_WHAT TO DO_: List each line of the data that holds the word "forms".

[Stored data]
○ ○ ○ ○ ○ ○ ○
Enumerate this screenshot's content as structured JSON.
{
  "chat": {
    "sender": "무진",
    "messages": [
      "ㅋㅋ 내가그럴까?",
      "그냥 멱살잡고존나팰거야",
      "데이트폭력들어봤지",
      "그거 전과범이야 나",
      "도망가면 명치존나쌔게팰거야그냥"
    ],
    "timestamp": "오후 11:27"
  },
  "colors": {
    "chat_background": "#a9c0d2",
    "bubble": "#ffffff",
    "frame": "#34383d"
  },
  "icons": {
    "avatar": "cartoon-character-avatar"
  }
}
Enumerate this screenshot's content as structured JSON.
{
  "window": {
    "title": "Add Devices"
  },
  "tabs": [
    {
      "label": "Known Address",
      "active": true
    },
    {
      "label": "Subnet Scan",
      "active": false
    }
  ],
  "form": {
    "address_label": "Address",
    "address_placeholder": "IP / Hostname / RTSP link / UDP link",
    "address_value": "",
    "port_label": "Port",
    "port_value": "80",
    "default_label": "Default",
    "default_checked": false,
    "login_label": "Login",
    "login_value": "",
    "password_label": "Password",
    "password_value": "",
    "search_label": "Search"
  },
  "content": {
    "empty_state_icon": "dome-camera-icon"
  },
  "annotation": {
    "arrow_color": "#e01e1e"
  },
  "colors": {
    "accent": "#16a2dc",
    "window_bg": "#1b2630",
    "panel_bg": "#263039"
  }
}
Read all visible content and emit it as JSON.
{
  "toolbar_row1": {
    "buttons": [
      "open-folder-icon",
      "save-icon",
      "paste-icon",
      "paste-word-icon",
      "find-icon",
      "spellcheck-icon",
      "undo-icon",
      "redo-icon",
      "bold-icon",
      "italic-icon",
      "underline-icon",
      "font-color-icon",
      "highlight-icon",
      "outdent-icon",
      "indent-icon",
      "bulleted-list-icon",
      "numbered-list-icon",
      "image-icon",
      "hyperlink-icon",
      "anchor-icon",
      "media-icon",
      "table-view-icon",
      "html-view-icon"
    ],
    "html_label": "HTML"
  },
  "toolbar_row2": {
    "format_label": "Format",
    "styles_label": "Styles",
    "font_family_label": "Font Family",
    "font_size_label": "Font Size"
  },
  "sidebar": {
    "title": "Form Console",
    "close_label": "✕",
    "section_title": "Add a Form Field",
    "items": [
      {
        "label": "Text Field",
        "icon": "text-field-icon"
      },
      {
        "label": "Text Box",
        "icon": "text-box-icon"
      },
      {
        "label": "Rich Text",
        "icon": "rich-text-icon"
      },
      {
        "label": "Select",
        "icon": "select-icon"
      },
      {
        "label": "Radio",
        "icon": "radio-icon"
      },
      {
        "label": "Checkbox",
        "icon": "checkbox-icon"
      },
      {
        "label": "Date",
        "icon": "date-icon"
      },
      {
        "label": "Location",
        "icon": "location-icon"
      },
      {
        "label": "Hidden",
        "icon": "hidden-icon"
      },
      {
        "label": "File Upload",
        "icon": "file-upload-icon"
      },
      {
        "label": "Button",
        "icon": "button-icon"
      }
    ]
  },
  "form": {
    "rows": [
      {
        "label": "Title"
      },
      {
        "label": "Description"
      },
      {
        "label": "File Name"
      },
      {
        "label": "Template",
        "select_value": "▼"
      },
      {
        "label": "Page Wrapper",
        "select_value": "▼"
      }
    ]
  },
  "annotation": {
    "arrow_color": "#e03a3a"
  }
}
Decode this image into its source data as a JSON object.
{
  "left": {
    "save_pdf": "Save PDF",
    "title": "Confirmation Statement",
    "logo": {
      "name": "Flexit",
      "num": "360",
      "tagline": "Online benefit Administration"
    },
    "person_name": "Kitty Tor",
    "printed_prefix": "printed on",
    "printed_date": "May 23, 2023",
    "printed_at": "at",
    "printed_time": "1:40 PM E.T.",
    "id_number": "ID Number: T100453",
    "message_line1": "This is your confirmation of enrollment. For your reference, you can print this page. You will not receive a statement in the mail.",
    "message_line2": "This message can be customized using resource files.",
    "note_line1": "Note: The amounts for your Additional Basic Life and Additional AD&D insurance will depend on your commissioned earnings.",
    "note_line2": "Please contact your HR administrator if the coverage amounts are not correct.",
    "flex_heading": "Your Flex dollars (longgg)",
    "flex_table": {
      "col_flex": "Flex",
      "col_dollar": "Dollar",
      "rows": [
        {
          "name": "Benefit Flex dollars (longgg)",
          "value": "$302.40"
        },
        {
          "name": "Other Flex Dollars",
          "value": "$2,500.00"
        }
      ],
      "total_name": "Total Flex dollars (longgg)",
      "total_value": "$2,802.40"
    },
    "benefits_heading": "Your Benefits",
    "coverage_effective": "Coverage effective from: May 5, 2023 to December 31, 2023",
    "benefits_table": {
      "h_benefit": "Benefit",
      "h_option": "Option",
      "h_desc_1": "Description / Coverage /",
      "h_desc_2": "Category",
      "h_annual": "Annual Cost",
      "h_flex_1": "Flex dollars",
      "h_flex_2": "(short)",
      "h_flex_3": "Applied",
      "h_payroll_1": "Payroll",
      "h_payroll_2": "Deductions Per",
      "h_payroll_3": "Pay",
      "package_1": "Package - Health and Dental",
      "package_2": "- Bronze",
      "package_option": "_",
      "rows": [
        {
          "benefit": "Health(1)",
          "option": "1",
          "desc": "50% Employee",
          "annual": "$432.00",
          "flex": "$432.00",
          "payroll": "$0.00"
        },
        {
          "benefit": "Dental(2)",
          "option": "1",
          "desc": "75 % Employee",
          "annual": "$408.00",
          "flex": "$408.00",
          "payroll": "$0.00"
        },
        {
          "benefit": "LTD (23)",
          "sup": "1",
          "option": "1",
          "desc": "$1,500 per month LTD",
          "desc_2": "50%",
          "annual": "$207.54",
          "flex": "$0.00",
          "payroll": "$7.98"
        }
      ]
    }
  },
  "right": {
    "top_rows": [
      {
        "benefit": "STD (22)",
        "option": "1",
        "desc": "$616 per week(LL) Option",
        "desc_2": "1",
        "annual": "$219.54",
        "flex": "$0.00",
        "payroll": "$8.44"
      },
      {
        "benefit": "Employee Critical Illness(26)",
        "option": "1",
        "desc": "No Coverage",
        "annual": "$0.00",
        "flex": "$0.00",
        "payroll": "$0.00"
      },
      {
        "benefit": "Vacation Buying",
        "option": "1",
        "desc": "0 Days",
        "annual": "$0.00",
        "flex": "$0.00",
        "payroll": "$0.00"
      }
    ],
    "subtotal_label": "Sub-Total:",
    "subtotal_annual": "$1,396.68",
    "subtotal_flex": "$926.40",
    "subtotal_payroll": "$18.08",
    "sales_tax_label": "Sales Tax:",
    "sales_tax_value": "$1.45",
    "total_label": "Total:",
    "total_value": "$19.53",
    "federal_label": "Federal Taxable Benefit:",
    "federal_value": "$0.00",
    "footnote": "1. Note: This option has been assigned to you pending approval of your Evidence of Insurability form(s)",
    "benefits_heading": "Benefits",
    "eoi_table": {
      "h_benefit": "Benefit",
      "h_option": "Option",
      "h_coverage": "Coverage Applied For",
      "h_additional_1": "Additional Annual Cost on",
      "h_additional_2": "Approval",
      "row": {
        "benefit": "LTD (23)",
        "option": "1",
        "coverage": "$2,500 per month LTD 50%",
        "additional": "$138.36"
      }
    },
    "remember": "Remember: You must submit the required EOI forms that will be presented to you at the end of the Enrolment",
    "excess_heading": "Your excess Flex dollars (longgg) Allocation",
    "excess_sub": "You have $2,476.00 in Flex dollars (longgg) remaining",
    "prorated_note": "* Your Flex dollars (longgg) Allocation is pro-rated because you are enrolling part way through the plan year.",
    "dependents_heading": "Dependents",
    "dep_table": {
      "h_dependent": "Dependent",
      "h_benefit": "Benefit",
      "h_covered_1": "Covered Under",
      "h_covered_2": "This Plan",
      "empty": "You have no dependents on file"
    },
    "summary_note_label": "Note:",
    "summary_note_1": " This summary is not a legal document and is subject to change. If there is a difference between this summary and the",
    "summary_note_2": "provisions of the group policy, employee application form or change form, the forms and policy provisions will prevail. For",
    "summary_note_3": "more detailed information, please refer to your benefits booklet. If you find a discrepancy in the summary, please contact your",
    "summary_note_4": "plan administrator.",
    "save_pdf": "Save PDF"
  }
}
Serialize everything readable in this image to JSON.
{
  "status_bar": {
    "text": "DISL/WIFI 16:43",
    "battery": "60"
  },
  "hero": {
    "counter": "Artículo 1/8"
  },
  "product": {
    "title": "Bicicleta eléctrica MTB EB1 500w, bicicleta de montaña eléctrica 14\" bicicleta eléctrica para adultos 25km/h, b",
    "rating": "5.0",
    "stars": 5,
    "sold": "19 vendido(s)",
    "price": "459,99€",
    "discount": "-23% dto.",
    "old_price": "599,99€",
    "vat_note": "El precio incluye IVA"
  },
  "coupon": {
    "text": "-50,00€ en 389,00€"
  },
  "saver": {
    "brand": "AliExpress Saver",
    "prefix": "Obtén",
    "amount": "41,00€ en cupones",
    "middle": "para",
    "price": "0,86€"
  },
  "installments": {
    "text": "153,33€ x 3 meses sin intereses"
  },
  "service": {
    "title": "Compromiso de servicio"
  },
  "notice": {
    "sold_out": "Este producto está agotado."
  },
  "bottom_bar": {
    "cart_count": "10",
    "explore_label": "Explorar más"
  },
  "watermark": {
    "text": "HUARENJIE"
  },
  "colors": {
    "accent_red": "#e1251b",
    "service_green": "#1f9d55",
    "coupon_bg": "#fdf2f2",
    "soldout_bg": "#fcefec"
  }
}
○ ○ ○ ○ ○ ○ ○
_SOLVED EXERCISE_:
    "remember": "Remember: You must submit the required EOI forms that will be presented to you at the end of the Enrolment",
    "summary_note_2": "provisions of the group policy, employee application form or change form, the forms and policy provisions will prevail. For",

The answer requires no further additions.